= The task =
Check each line of the data for "Vienna" and select those that have it.

Extracted records:

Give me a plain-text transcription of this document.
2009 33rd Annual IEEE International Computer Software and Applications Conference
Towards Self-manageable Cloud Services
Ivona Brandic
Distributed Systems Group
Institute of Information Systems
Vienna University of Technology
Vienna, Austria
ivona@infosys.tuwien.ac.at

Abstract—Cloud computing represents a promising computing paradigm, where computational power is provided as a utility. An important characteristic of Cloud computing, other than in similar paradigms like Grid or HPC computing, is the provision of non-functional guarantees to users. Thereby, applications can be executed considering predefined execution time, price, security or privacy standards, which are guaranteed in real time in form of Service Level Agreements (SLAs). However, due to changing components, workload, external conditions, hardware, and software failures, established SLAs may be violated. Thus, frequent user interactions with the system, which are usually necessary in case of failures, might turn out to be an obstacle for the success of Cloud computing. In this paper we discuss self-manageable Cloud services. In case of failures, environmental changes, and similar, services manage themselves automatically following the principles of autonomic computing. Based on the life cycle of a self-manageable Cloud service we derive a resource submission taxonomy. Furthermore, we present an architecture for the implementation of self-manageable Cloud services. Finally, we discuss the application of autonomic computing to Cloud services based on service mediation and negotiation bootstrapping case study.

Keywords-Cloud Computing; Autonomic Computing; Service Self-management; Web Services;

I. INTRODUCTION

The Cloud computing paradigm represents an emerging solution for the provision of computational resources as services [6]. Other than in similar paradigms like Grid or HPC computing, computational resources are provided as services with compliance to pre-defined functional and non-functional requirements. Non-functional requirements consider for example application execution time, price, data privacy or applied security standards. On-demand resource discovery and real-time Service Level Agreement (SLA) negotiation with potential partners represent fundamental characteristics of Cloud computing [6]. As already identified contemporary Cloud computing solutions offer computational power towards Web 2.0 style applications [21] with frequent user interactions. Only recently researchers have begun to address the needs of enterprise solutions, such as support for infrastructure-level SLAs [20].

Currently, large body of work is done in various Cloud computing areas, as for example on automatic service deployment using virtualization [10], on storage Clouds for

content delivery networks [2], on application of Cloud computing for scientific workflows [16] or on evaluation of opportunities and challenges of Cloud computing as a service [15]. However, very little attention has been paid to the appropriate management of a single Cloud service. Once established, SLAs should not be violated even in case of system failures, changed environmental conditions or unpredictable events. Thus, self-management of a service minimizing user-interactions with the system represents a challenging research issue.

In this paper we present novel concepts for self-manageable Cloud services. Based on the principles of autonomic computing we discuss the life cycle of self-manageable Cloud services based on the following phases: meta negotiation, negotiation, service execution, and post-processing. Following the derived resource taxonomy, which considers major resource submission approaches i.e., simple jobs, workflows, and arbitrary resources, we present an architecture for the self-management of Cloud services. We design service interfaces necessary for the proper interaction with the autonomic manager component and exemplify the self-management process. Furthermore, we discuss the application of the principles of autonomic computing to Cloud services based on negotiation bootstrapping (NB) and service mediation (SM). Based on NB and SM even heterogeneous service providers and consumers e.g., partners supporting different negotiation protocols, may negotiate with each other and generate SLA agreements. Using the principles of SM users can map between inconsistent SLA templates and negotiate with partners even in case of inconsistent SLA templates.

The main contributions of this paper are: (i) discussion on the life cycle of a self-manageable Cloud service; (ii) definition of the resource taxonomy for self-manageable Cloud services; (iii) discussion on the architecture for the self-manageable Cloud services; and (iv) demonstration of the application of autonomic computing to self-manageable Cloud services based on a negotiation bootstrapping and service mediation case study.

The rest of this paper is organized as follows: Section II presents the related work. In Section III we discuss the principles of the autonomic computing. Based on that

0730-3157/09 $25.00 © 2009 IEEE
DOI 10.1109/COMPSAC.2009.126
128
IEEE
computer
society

= Full answer =
Vienna University of Technology
Vienna, Austria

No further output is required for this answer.